Extracted entries:

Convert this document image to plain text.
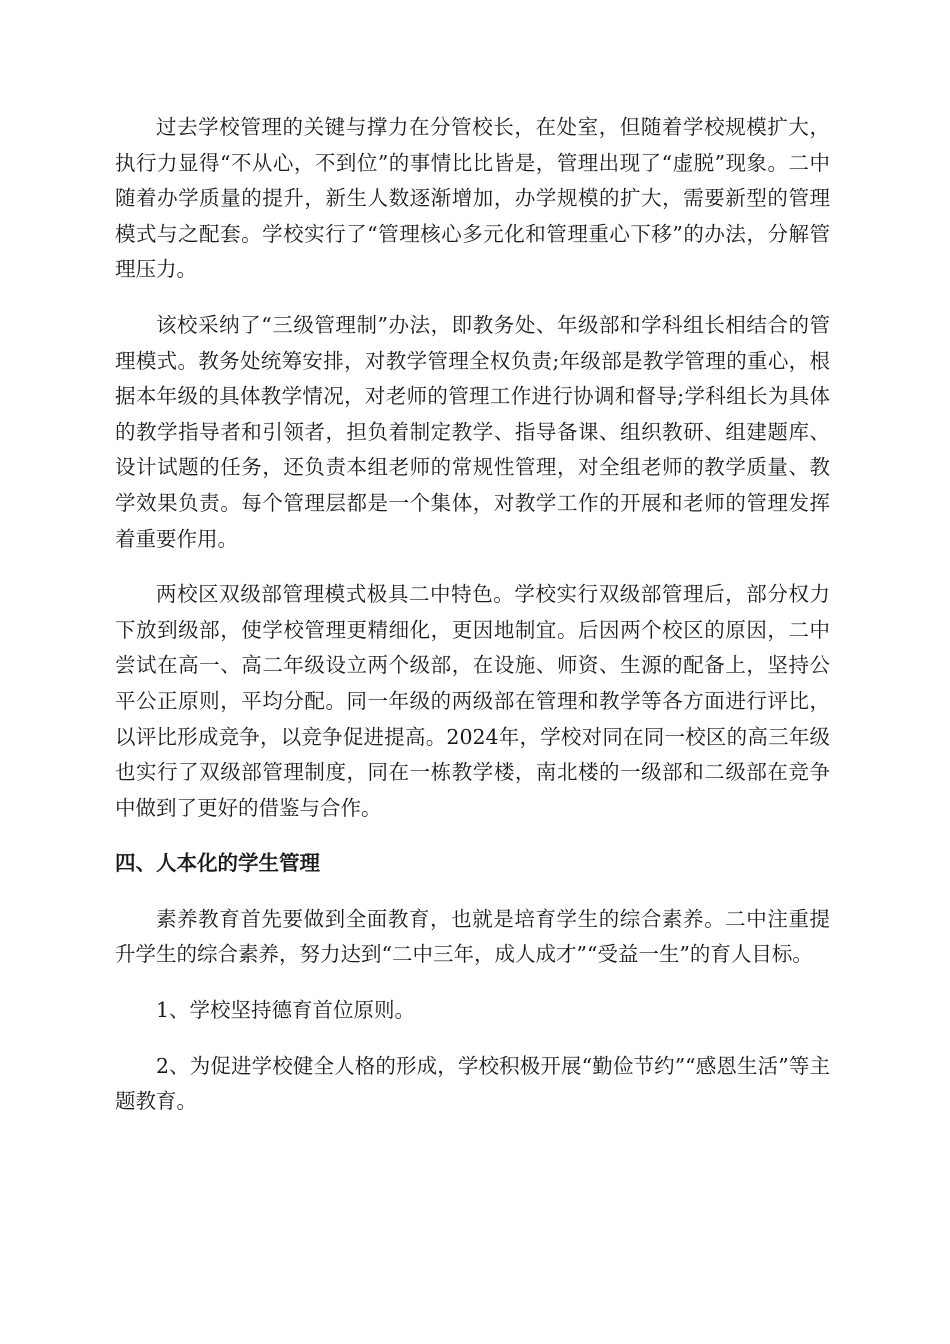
过去学校管理的关键与撑力在分管校长，在处室，但随着学校规模扩大，执行力显得“不从心，不到位”的事情比比皆是，管理出现了“虚脱”现象。二中随着办学质量的提升，新生人数逐渐增加，办学规模的扩大，需要新型的管理模式与之配套。学校实行了“管理核心多元化和管理重心下移”的办法，分解管理压力。

该校采纳了“三级管理制”办法，即教务处、年级部和学科组长相结合的管理模式。教务处统筹安排，对教学管理全权负责;年级部是教学管理的重心，根据本年级的具体教学情况，对老师的管理工作进行协调和督导;学科组长为具体的教学指导者和引领者，担负着制定教学、指导备课、组织教研、组建题库、设计试题的任务，还负责本组老师的常规性管理，对全组老师的教学质量、教学效果负责。每个管理层都是一个集体，对教学工作的开展和老师的管理发挥着重要作用。

两校区双级部管理模式极具二中特色。学校实行双级部管理后，部分权力下放到级部，使学校管理更精细化，更因地制宜。后因两个校区的原因，二中尝试在高一、高二年级设立两个级部，在设施、师资、生源的配备上，坚持公平公正原则，平均分配。同一年级的两级部在管理和教学等各方面进行评比，以评比形成竞争，以竞争促进提高。2024年，学校对同在同一校区的高三年级也实行了双级部管理制度，同在一栋教学楼，南北楼的一级部和二级部在竞争中做到了更好的借鉴与合作。

四、人本化的学生管理

素养教育首先要做到全面教育，也就是培育学生的综合素养。二中注重提升学生的综合素养，努力达到“二中三年，成人成才”“受益一生”的育人目标。

1、学校坚持德育首位原则。

2、为促进学校健全人格的形成，学校积极开展“勤俭节约”“感恩生活”等主题教育。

Problem to work on: Reproduce each entry verbatim, excluding any embedded images.

Exercise answer:
Convert this document image to plain text.
过去学校管理的关键与撑力在分管校长，在处室，但随着学校规模扩大，执行力显得“不从心，不到位”的事情比比皆是，管理出现了“虚脱”现象。二中随着办学质量的提升，新生人数逐渐增加，办学规模的扩大，需要新型的管理模式与之配套。学校实行了“管理核心多元化和管理重心下移”的办法，分解管理压力。

该校采纳了“三级管理制”办法，即教务处、年级部和学科组长相结合的管理模式。教务处统筹安排，对教学管理全权负责;年级部是教学管理的重心，根据本年级的具体教学情况，对老师的管理工作进行协调和督导;学科组长为具体的教学指导者和引领者，担负着制定教学、指导备课、组织教研、组建题库、设计试题的任务，还负责本组老师的常规性管理，对全组老师的教学质量、教学效果负责。每个管理层都是一个集体，对教学工作的开展和老师的管理发挥着重要作用。

两校区双级部管理模式极具二中特色。学校实行双级部管理后，部分权力下放到级部，使学校管理更精细化，更因地制宜。后因两个校区的原因，二中尝试在高一、高二年级设立两个级部，在设施、师资、生源的配备上，坚持公平公正原则，平均分配。同一年级的两级部在管理和教学等各方面进行评比，以评比形成竞争，以竞争促进提高。2024年，学校对同在同一校区的高三年级也实行了双级部管理制度，同在一栋教学楼，南北楼的一级部和二级部在竞争中做到了更好的借鉴与合作。

四、人本化的学生管理

素养教育首先要做到全面教育，也就是培育学生的综合素养。二中注重提升学生的综合素养，努力达到“二中三年，成人成才”“受益一生”的育人目标。

1、学校坚持德育首位原则。

2、为促进学校健全人格的形成，学校积极开展“勤俭节约”“感恩生活”等主题教育。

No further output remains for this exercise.